THE TASK: Collect each line holding the string "BPiCK".

┌─ GIVEN DATA

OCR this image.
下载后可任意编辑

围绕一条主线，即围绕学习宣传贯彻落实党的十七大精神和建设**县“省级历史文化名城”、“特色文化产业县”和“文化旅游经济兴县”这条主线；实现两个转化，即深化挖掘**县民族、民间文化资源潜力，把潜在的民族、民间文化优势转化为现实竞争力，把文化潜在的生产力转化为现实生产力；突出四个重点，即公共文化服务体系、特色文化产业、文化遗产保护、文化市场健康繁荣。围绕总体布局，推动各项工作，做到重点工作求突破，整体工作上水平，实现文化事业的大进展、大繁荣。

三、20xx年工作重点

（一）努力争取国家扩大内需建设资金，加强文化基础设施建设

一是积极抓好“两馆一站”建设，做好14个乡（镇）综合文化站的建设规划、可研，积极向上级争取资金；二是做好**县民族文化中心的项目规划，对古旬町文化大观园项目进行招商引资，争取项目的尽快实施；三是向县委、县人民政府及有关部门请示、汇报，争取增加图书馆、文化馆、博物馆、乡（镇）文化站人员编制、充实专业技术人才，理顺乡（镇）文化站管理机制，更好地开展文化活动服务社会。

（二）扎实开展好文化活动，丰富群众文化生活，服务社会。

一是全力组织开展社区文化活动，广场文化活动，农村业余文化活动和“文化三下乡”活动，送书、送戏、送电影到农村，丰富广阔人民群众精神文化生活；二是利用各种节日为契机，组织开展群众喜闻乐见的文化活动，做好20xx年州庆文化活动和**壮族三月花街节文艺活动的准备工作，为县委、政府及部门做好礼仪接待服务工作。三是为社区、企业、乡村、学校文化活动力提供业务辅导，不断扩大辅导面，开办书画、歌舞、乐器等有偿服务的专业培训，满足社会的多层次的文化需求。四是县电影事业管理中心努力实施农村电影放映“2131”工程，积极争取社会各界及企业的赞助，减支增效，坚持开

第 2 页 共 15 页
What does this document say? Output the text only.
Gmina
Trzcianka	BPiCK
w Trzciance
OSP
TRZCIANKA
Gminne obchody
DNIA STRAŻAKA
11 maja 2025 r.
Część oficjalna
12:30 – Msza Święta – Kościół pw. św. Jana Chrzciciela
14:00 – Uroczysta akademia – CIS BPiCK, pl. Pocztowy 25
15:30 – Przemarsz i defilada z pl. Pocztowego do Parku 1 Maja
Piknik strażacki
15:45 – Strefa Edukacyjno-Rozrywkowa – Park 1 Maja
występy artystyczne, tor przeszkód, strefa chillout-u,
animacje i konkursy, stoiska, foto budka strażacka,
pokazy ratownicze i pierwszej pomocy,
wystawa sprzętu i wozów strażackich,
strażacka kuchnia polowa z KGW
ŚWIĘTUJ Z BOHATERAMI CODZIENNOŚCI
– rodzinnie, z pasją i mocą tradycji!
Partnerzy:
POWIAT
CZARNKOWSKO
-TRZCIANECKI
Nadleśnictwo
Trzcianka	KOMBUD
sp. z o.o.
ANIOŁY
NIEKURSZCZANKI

└─

CORRECT RESPONSE:
Trzcianka	BPiCK
14:00 – Uroczysta akademia – CIS BPiCK, pl. Pocztowy 25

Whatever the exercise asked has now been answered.